[Stored items]
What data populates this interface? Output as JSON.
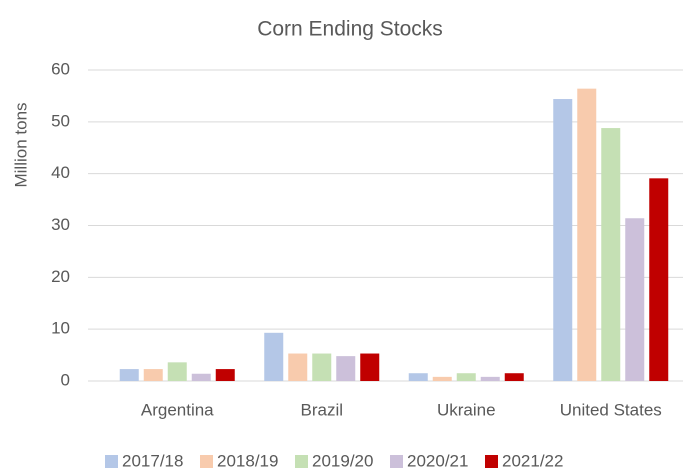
{
  "chart_data": {
    "type": "bar",
    "title": "Corn Ending Stocks",
    "y_label": "Million tons",
    "categories": [
      "Argentina",
      "Brazil",
      "Ukraine",
      "United States"
    ],
    "series": [
      {
        "name": "2017/18",
        "color": "#b4c7e7",
        "values": [
          2.3,
          9.3,
          1.5,
          54.4
        ]
      },
      {
        "name": "2018/19",
        "color": "#f8cbad",
        "values": [
          2.3,
          5.3,
          0.8,
          56.4
        ]
      },
      {
        "name": "2019/20",
        "color": "#c5e0b4",
        "values": [
          3.6,
          5.3,
          1.5,
          48.8
        ]
      },
      {
        "name": "2020/21",
        "color": "#ccc0da",
        "values": [
          1.4,
          4.8,
          0.8,
          31.4
        ]
      },
      {
        "name": "2021/22",
        "color": "#c00000",
        "values": [
          2.3,
          5.3,
          1.5,
          39.1
        ]
      }
    ],
    "ylim": [
      0,
      60
    ],
    "yticks": [
      0,
      10,
      20,
      30,
      40,
      50,
      60
    ],
    "grid": true,
    "legend": "bottom"
  }
}
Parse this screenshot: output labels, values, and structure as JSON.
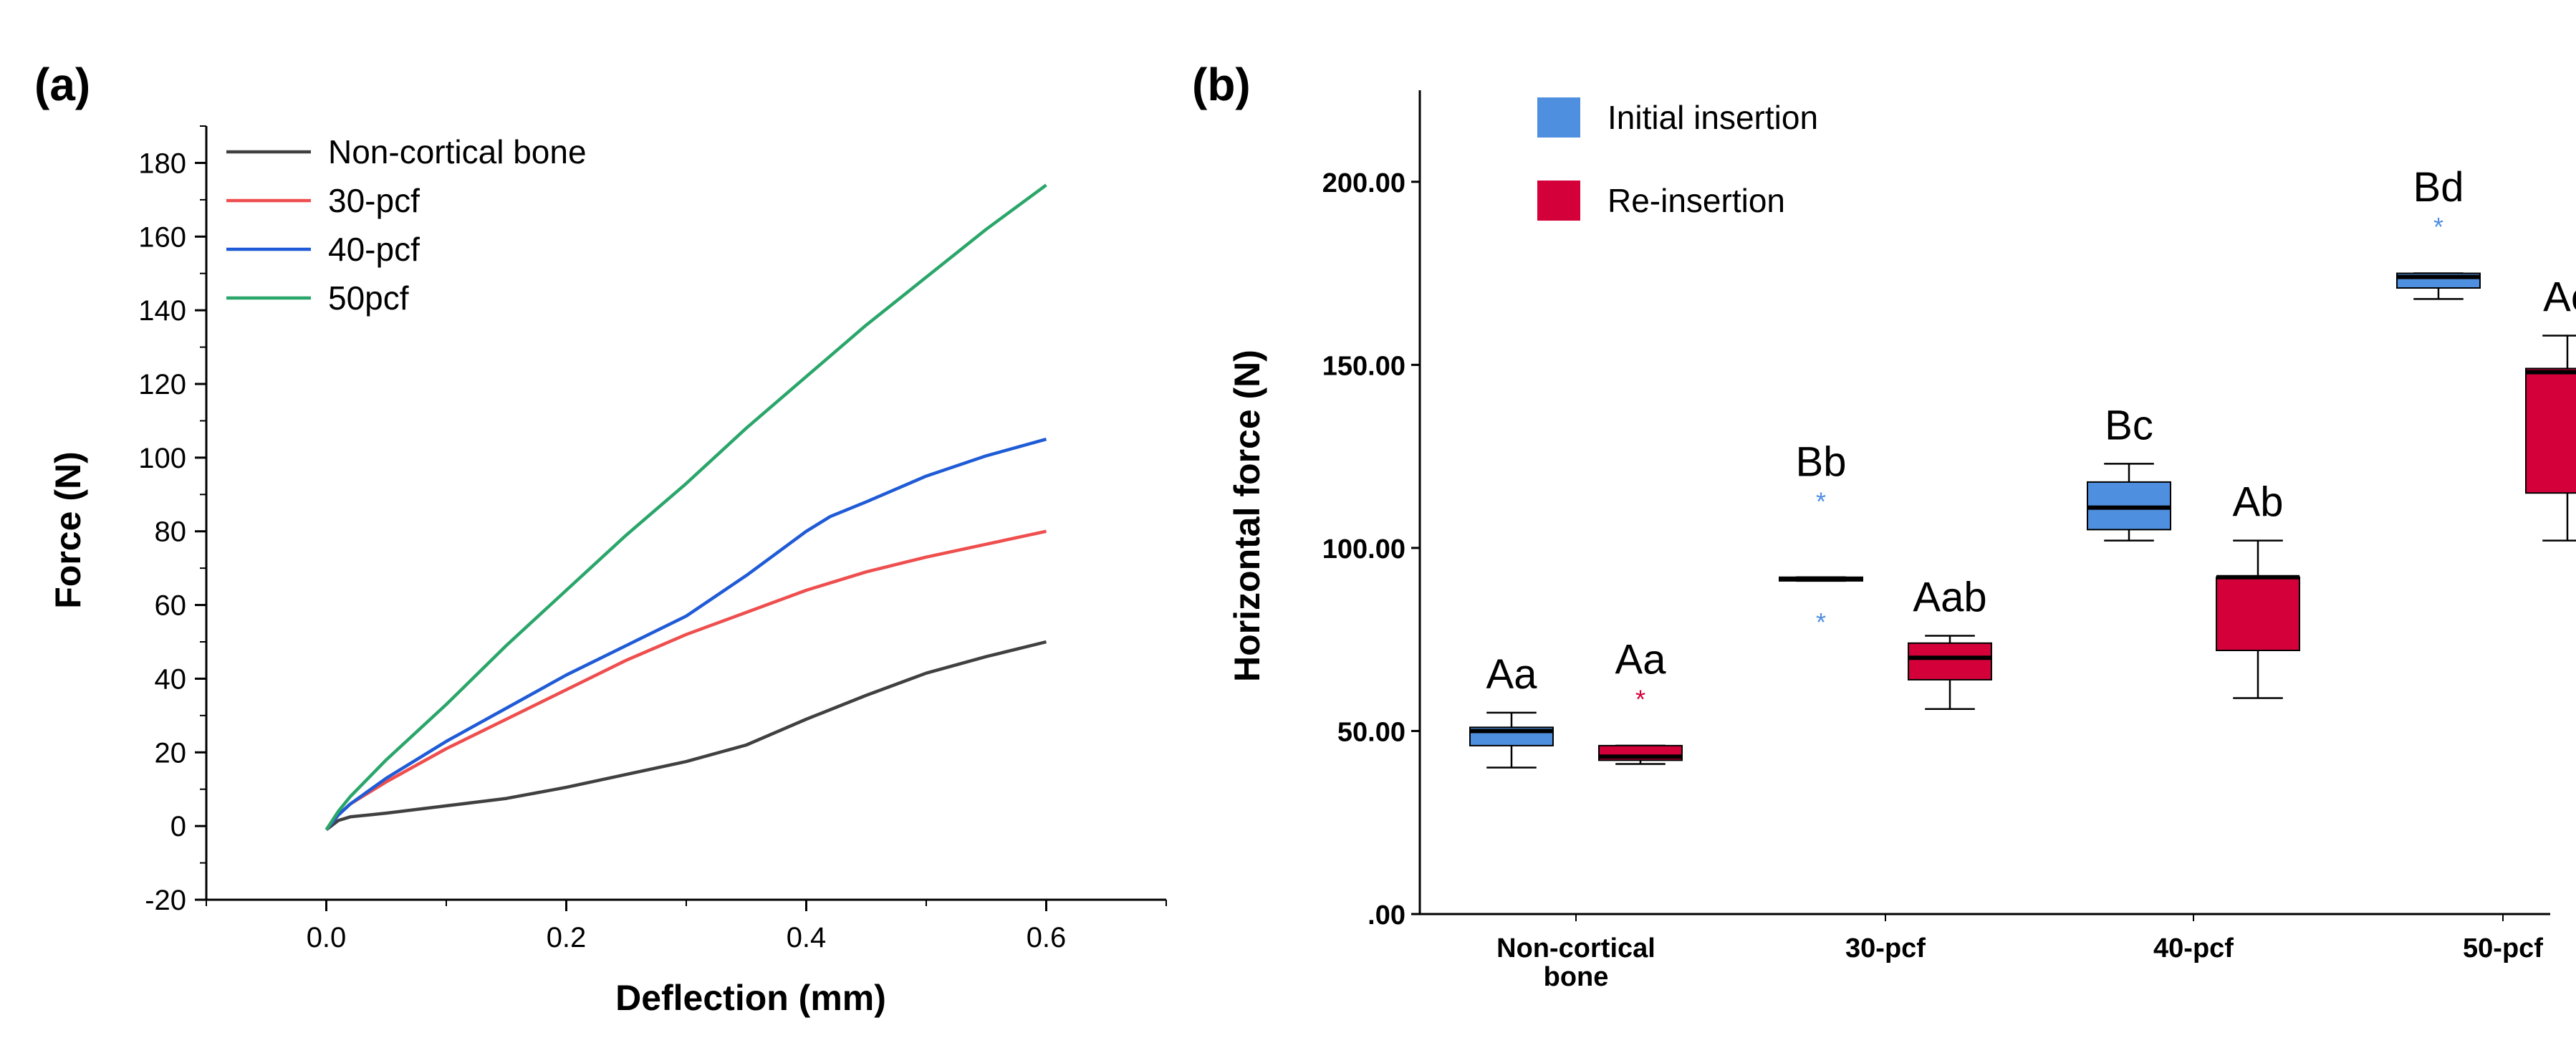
{
  "chart_data": [
    {
      "panel": "(a)",
      "type": "line",
      "title": "",
      "xlabel": "Deflection (mm)",
      "ylabel": "Force (N)",
      "xlim": [
        -0.1,
        0.7
      ],
      "ylim": [
        -20,
        190
      ],
      "xticks": [
        0.0,
        0.2,
        0.4,
        0.6
      ],
      "xtick_labels": [
        "0.0",
        "0.2",
        "0.4",
        "0.6"
      ],
      "yticks": [
        -20,
        0,
        20,
        40,
        60,
        80,
        100,
        120,
        140,
        160,
        180
      ],
      "ytick_labels": [
        "-20",
        "0",
        "20",
        "40",
        "60",
        "80",
        "100",
        "120",
        "140",
        "160",
        "180"
      ],
      "grid": false,
      "legend_position": "top-left",
      "series": [
        {
          "name": "Non-cortical bone",
          "color": "#404040",
          "x": [
            0,
            0.01,
            0.02,
            0.05,
            0.1,
            0.15,
            0.2,
            0.25,
            0.3,
            0.35,
            0.4,
            0.45,
            0.5,
            0.55,
            0.6
          ],
          "y": [
            -1,
            1.5,
            2.5,
            3.5,
            5.5,
            7.5,
            10.5,
            14,
            17.5,
            22,
            29,
            35.5,
            41.5,
            46,
            50
          ]
        },
        {
          "name": "30-pcf",
          "color": "#ef4e4e",
          "x": [
            0,
            0.01,
            0.02,
            0.05,
            0.1,
            0.15,
            0.2,
            0.25,
            0.3,
            0.35,
            0.4,
            0.45,
            0.5,
            0.55,
            0.6
          ],
          "y": [
            -1,
            3,
            6,
            12,
            21,
            29,
            37,
            45,
            52,
            58,
            64,
            69,
            73,
            76.5,
            80
          ]
        },
        {
          "name": "40-pcf",
          "color": "#1f5bd6",
          "x": [
            0,
            0.01,
            0.02,
            0.05,
            0.1,
            0.15,
            0.2,
            0.25,
            0.3,
            0.35,
            0.4,
            0.42,
            0.45,
            0.5,
            0.55,
            0.6
          ],
          "y": [
            -1,
            3,
            6,
            13,
            23,
            32,
            41,
            49,
            57,
            68,
            80,
            84,
            88,
            95,
            100.5,
            105
          ]
        },
        {
          "name": "50pcf",
          "color": "#2aa66a",
          "x": [
            0,
            0.01,
            0.02,
            0.05,
            0.1,
            0.15,
            0.2,
            0.25,
            0.3,
            0.35,
            0.4,
            0.45,
            0.5,
            0.55,
            0.6
          ],
          "y": [
            -1,
            4,
            8,
            18,
            33,
            49,
            64,
            79,
            93,
            108,
            122,
            136,
            149,
            162,
            174
          ]
        }
      ]
    },
    {
      "panel": "(b)",
      "type": "box",
      "title": "",
      "xlabel": "",
      "ylabel": "Horizontal force (N)",
      "ylim": [
        0,
        225
      ],
      "yticks": [
        0,
        50,
        100,
        150,
        200
      ],
      "ytick_labels": [
        ".00",
        "50.00",
        "100.00",
        "150.00",
        "200.00"
      ],
      "categories": [
        {
          "line1": "Non-cortical",
          "line2": "bone"
        },
        {
          "line1": "30-pcf",
          "line2": ""
        },
        {
          "line1": "40-pcf",
          "line2": ""
        },
        {
          "line1": "50-pcf",
          "line2": ""
        }
      ],
      "grid": false,
      "legend_position": "top-left",
      "series": [
        {
          "name": "Initial insertion",
          "color": "#4f8fe0",
          "boxes": [
            {
              "min": 40,
              "q1": 46,
              "median": 50,
              "q3": 51,
              "max": 55,
              "outliers": [],
              "letters": "Aa"
            },
            {
              "min": 91,
              "q1": 91,
              "median": 91.5,
              "q3": 92,
              "max": 92,
              "outliers": [
                113,
                80
              ],
              "letters": "Bb"
            },
            {
              "min": 102,
              "q1": 105,
              "median": 111,
              "q3": 118,
              "max": 123,
              "outliers": [],
              "letters": "Bc"
            },
            {
              "min": 168,
              "q1": 171,
              "median": 174,
              "q3": 175,
              "max": 175,
              "outliers": [
                188
              ],
              "letters": "Bd"
            }
          ]
        },
        {
          "name": "Re-insertion",
          "color": "#d4003a",
          "boxes": [
            {
              "min": 41,
              "q1": 42,
              "median": 43,
              "q3": 46,
              "max": 46,
              "outliers": [
                59
              ],
              "letters": "Aa"
            },
            {
              "min": 56,
              "q1": 64,
              "median": 70,
              "q3": 74,
              "max": 76,
              "outliers": [],
              "letters": "Aab"
            },
            {
              "min": 59,
              "q1": 72,
              "median": 92,
              "q3": 92,
              "max": 102,
              "outliers": [],
              "letters": "Ab"
            },
            {
              "min": 102,
              "q1": 115,
              "median": 148,
              "q3": 149,
              "max": 158,
              "outliers": [],
              "letters": "Ac"
            }
          ]
        }
      ]
    }
  ]
}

» WHAT YOU WILL DO: Write the lines above out again exactly, without any of their pictures.

» SOLUTION TO THE EXERCISE:
What data populates this interface? Output as JSON.
{
  "chart_data": {
    "type": "bar",
    "title": "Corn Ending Stocks",
    "y_label": "Million tons",
    "categories": [
      "Argentina",
      "Brazil",
      "Ukraine",
      "United States"
    ],
    "series": [
      {
        "name": "2017/18",
        "color": "#b4c7e7",
        "values": [
          2.3,
          9.3,
          1.5,
          54.4
        ]
      },
      {
        "name": "2018/19",
        "color": "#f8cbad",
        "values": [
          2.3,
          5.3,
          0.8,
          56.4
        ]
      },
      {
        "name": "2019/20",
        "color": "#c5e0b4",
        "values": [
          3.6,
          5.3,
          1.5,
          48.8
        ]
      },
      {
        "name": "2020/21",
        "color": "#ccc0da",
        "values": [
          1.4,
          4.8,
          0.8,
          31.4
        ]
      },
      {
        "name": "2021/22",
        "color": "#c00000",
        "values": [
          2.3,
          5.3,
          1.5,
          39.1
        ]
      }
    ],
    "ylim": [
      0,
      60
    ],
    "yticks": [
      0,
      10,
      20,
      30,
      40,
      50,
      60
    ],
    "grid": true,
    "legend": "bottom"
  }
}
Parse this screenshot: output labels, values, and structure as JSON.
{
  "chart_data": [
    {
      "panel": "(a)",
      "type": "line",
      "title": "",
      "xlabel": "Deflection (mm)",
      "ylabel": "Force (N)",
      "xlim": [
        -0.1,
        0.7
      ],
      "ylim": [
        -20,
        190
      ],
      "xticks": [
        0.0,
        0.2,
        0.4,
        0.6
      ],
      "xtick_labels": [
        "0.0",
        "0.2",
        "0.4",
        "0.6"
      ],
      "yticks": [
        -20,
        0,
        20,
        40,
        60,
        80,
        100,
        120,
        140,
        160,
        180
      ],
      "ytick_labels": [
        "-20",
        "0",
        "20",
        "40",
        "60",
        "80",
        "100",
        "120",
        "140",
        "160",
        "180"
      ],
      "grid": false,
      "legend_position": "top-left",
      "series": [
        {
          "name": "Non-cortical bone",
          "color": "#404040",
          "x": [
            0,
            0.01,
            0.02,
            0.05,
            0.1,
            0.15,
            0.2,
            0.25,
            0.3,
            0.35,
            0.4,
            0.45,
            0.5,
            0.55,
            0.6
          ],
          "y": [
            -1,
            1.5,
            2.5,
            3.5,
            5.5,
            7.5,
            10.5,
            14,
            17.5,
            22,
            29,
            35.5,
            41.5,
            46,
            50
          ]
        },
        {
          "name": "30-pcf",
          "color": "#ef4e4e",
          "x": [
            0,
            0.01,
            0.02,
            0.05,
            0.1,
            0.15,
            0.2,
            0.25,
            0.3,
            0.35,
            0.4,
            0.45,
            0.5,
            0.55,
            0.6
          ],
          "y": [
            -1,
            3,
            6,
            12,
            21,
            29,
            37,
            45,
            52,
            58,
            64,
            69,
            73,
            76.5,
            80
          ]
        },
        {
          "name": "40-pcf",
          "color": "#1f5bd6",
          "x": [
            0,
            0.01,
            0.02,
            0.05,
            0.1,
            0.15,
            0.2,
            0.25,
            0.3,
            0.35,
            0.4,
            0.42,
            0.45,
            0.5,
            0.55,
            0.6
          ],
          "y": [
            -1,
            3,
            6,
            13,
            23,
            32,
            41,
            49,
            57,
            68,
            80,
            84,
            88,
            95,
            100.5,
            105
          ]
        },
        {
          "name": "50pcf",
          "color": "#2aa66a",
          "x": [
            0,
            0.01,
            0.02,
            0.05,
            0.1,
            0.15,
            0.2,
            0.25,
            0.3,
            0.35,
            0.4,
            0.45,
            0.5,
            0.55,
            0.6
          ],
          "y": [
            -1,
            4,
            8,
            18,
            33,
            49,
            64,
            79,
            93,
            108,
            122,
            136,
            149,
            162,
            174
          ]
        }
      ]
    },
    {
      "panel": "(b)",
      "type": "box",
      "title": "",
      "xlabel": "",
      "ylabel": "Horizontal force (N)",
      "ylim": [
        0,
        225
      ],
      "yticks": [
        0,
        50,
        100,
        150,
        200
      ],
      "ytick_labels": [
        ".00",
        "50.00",
        "100.00",
        "150.00",
        "200.00"
      ],
      "categories": [
        {
          "line1": "Non-cortical",
          "line2": "bone"
        },
        {
          "line1": "30-pcf",
          "line2": ""
        },
        {
          "line1": "40-pcf",
          "line2": ""
        },
        {
          "line1": "50-pcf",
          "line2": ""
        }
      ],
      "grid": false,
      "legend_position": "top-left",
      "series": [
        {
          "name": "Initial insertion",
          "color": "#4f8fe0",
          "boxes": [
            {
              "min": 40,
              "q1": 46,
              "median": 50,
              "q3": 51,
              "max": 55,
              "outliers": [],
              "letters": "Aa"
            },
            {
              "min": 91,
              "q1": 91,
              "median": 91.5,
              "q3": 92,
              "max": 92,
              "outliers": [
                113,
                80
              ],
              "letters": "Bb"
            },
            {
              "min": 102,
              "q1": 105,
              "median": 111,
              "q3": 118,
              "max": 123,
              "outliers": [],
              "letters": "Bc"
            },
            {
              "min": 168,
              "q1": 171,
              "median": 174,
              "q3": 175,
              "max": 175,
              "outliers": [
                188
              ],
              "letters": "Bd"
            }
          ]
        },
        {
          "name": "Re-insertion",
          "color": "#d4003a",
          "boxes": [
            {
              "min": 41,
              "q1": 42,
              "median": 43,
              "q3": 46,
              "max": 46,
              "outliers": [
                59
              ],
              "letters": "Aa"
            },
            {
              "min": 56,
              "q1": 64,
              "median": 70,
              "q3": 74,
              "max": 76,
              "outliers": [],
              "letters": "Aab"
            },
            {
              "min": 59,
              "q1": 72,
              "median": 92,
              "q3": 92,
              "max": 102,
              "outliers": [],
              "letters": "Ab"
            },
            {
              "min": 102,
              "q1": 115,
              "median": 148,
              "q3": 149,
              "max": 158,
              "outliers": [],
              "letters": "Ac"
            }
          ]
        }
      ]
    }
  ]
}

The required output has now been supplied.